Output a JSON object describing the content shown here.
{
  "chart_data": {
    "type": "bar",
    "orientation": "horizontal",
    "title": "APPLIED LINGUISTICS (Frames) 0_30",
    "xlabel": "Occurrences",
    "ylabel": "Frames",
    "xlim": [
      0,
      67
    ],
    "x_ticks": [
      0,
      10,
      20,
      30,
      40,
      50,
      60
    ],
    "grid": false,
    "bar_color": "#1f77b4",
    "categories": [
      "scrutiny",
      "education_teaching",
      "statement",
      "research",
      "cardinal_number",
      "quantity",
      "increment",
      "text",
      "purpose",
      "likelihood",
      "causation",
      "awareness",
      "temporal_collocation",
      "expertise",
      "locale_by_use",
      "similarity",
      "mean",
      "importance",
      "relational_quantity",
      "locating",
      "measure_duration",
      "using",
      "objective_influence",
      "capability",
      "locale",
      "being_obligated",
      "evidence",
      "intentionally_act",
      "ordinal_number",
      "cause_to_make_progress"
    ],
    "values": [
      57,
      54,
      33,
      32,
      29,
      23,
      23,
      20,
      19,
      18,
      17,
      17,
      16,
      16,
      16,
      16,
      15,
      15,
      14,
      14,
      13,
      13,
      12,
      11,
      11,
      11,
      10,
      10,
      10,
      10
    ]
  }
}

* [SET EXERCISE]: Tally the lines of the data that hold the string "Frames". Answer with the number and nothing more.

* [RESPONSE]: 2